* [Data records]:
————
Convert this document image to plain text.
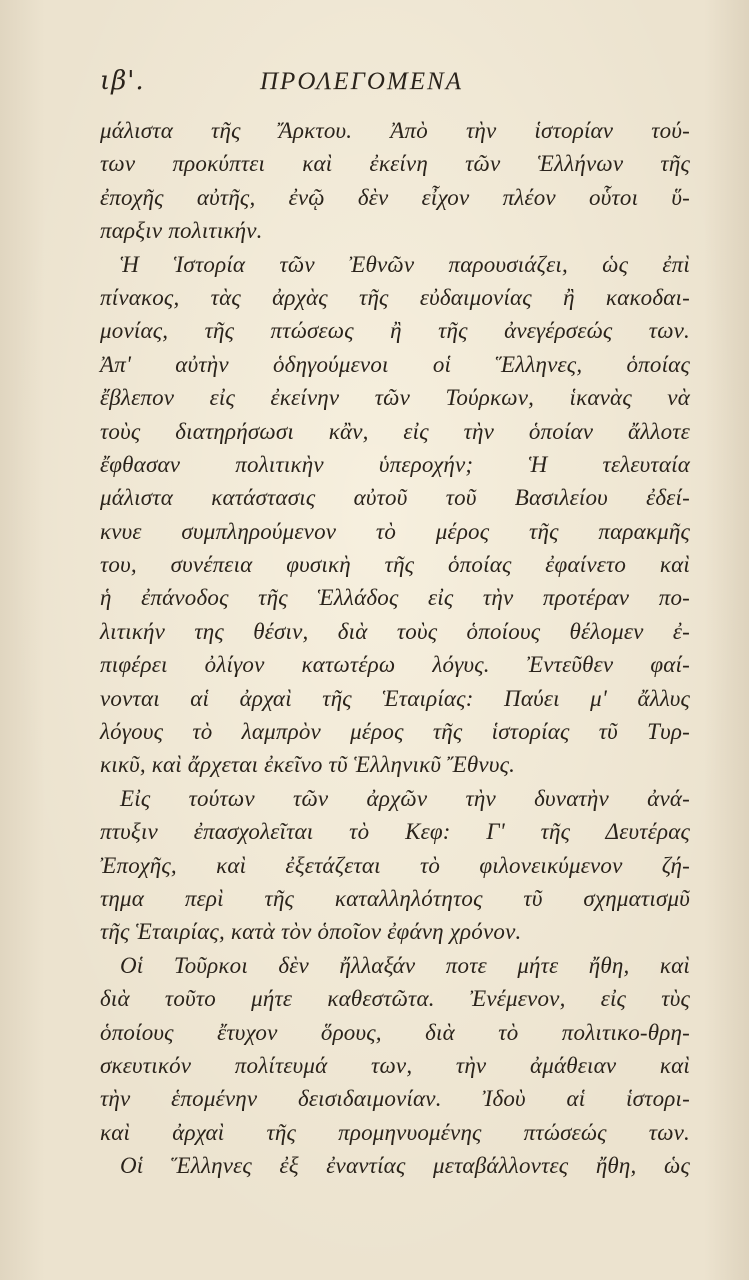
ιβ'.	ΠΡΟΛΕΓΟΜΕΝΑ
μάλιστα τῆς Ἄρκτου. Ἀπὸ τὴν ἱστορίαν τού-
των προκύπτει καὶ ἐκείνη τῶν Ἑλλήνων τῆς
ἐποχῆς αὐτῆς, ἐνῷ δὲν εἶχον πλέον οὗτοι ὕ-
παρξιν πολιτικήν.
Ἡ Ἱστορία τῶν Ἐθνῶν παρουσιάζει, ὡς ἐπὶ
πίνακος, τὰς ἀρχὰς τῆς εὐδαιμονίας ἢ κακοδαι-
μονίας, τῆς πτώσεως ἢ τῆς ἀνεγέρσεώς των.
Ἀπ' αὐτὴν ὁδηγούμενοι οἱ Ἕλληνες, ὁποίας
ἔβλεπον εἰς ἐκείνην τῶν Τούρκων, ἱκανὰς νὰ
τοὺς διατηρήσωσι κἂν, εἰς τὴν ὁποίαν ἄλλοτε
ἔφθασαν πολιτικὴν ὑπεροχήν; Ἡ τελευταία
μάλιστα κατάστασις αὐτοῦ τοῦ Βασιλείου ἐδεί-
κνυε συμπληρούμενον τὸ μέρος τῆς παρακμῆς
του, συνέπεια φυσικὴ τῆς ὁποίας ἐφαίνετο καὶ
ἡ ἐπάνοδος τῆς Ἑλλάδος εἰς τὴν προτέραν πο-
λιτικήν της θέσιν, διὰ τοὺς ὁποίους θέλομεν ἐ-
πιφέρει ὀλίγον κατωτέρω λόγυς. Ἐντεῦθεν φαί-
νονται αἱ ἀρχαὶ τῆς Ἑταιρίας: Παύει μ' ἄλλυς
λόγους τὸ λαμπρὸν μέρος τῆς ἱστορίας τῦ Τυρ-
κικῦ, καὶ ἄρχεται ἐκεῖνο τῦ Ἑλληνικῦ Ἔθνυς.
Εἰς τούτων τῶν ἀρχῶν τὴν δυνατὴν ἀνά-
πτυξιν ἐπασχολεῖται τὸ Κεφ: Γ' τῆς Δευτέρας
Ἐποχῆς, καὶ ἐξετάζεται τὸ φιλονεικύμενον ζή-
τημα περὶ τῆς καταλληλότητος τῦ σχηματισμῦ
τῆς Ἑταιρίας, κατὰ τὸν ὁποῖον ἐφάνη χρόνον.
Οἱ Τοῦρκοι δὲν ἤλλαξάν ποτε μήτε ἤθη, καὶ
διὰ τοῦτο μήτε καθεστῶτα. Ἐνέμενον, εἰς τὺς
ὁποίους ἔτυχον ὅρους, διὰ τὸ πολιτικο-θρη-
σκευτικόν πολίτευμά των, τὴν ἀμάθειαν καὶ
τὴν ἑπομένην δεισιδαιμονίαν. Ἰδοὺ αἱ ἱστορι-
καὶ ἀρχαὶ τῆς προμηνυομένης πτώσεώς των.
Οἱ Ἕλληνες ἐξ ἐναντίας μεταβάλλοντες ἤθη, ὡς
————
* [Written request]: Omit pictures; set down the rest of the material word for word.

* [Result of this task]:
Convert this document image to plain text.
ιβ'.	ΠΡΟΛΕΓΟΜΕΝΑ
μάλιστα τῆς Ἄρκτου. Ἀπὸ τὴν ἱστορίαν τού-
των προκύπτει καὶ ἐκείνη τῶν Ἑλλήνων τῆς
ἐποχῆς αὐτῆς, ἐνῷ δὲν εἶχον πλέον οὗτοι ὕ-
παρξιν πολιτικήν.
Ἡ Ἱστορία τῶν Ἐθνῶν παρουσιάζει, ὡς ἐπὶ
πίνακος, τὰς ἀρχὰς τῆς εὐδαιμονίας ἢ κακοδαι-
μονίας, τῆς πτώσεως ἢ τῆς ἀνεγέρσεώς των.
Ἀπ' αὐτὴν ὁδηγούμενοι οἱ Ἕλληνες, ὁποίας
ἔβλεπον εἰς ἐκείνην τῶν Τούρκων, ἱκανὰς νὰ
τοὺς διατηρήσωσι κἂν, εἰς τὴν ὁποίαν ἄλλοτε
ἔφθασαν πολιτικὴν ὑπεροχήν; Ἡ τελευταία
μάλιστα κατάστασις αὐτοῦ τοῦ Βασιλείου ἐδεί-
κνυε συμπληρούμενον τὸ μέρος τῆς παρακμῆς
του, συνέπεια φυσικὴ τῆς ὁποίας ἐφαίνετο καὶ
ἡ ἐπάνοδος τῆς Ἑλλάδος εἰς τὴν προτέραν πο-
λιτικήν της θέσιν, διὰ τοὺς ὁποίους θέλομεν ἐ-
πιφέρει ὀλίγον κατωτέρω λόγυς. Ἐντεῦθεν φαί-
νονται αἱ ἀρχαὶ τῆς Ἑταιρίας: Παύει μ' ἄλλυς
λόγους τὸ λαμπρὸν μέρος τῆς ἱστορίας τῦ Τυρ-
κικῦ, καὶ ἄρχεται ἐκεῖνο τῦ Ἑλληνικῦ Ἔθνυς.
Εἰς τούτων τῶν ἀρχῶν τὴν δυνατὴν ἀνά-
πτυξιν ἐπασχολεῖται τὸ Κεφ: Γ' τῆς Δευτέρας
Ἐποχῆς, καὶ ἐξετάζεται τὸ φιλονεικύμενον ζή-
τημα περὶ τῆς καταλληλότητος τῦ σχηματισμῦ
τῆς Ἑταιρίας, κατὰ τὸν ὁποῖον ἐφάνη χρόνον.
Οἱ Τοῦρκοι δὲν ἤλλαξάν ποτε μήτε ἤθη, καὶ
διὰ τοῦτο μήτε καθεστῶτα. Ἐνέμενον, εἰς τὺς
ὁποίους ἔτυχον ὅρους, διὰ τὸ πολιτικο-θρη-
σκευτικόν πολίτευμά των, τὴν ἀμάθειαν καὶ
τὴν ἑπομένην δεισιδαιμονίαν. Ἰδοὺ αἱ ἱστορι-
καὶ ἀρχαὶ τῆς προμηνυομένης πτώσεώς των.
Οἱ Ἕλληνες ἐξ ἐναντίας μεταβάλλοντες ἤθη, ὡς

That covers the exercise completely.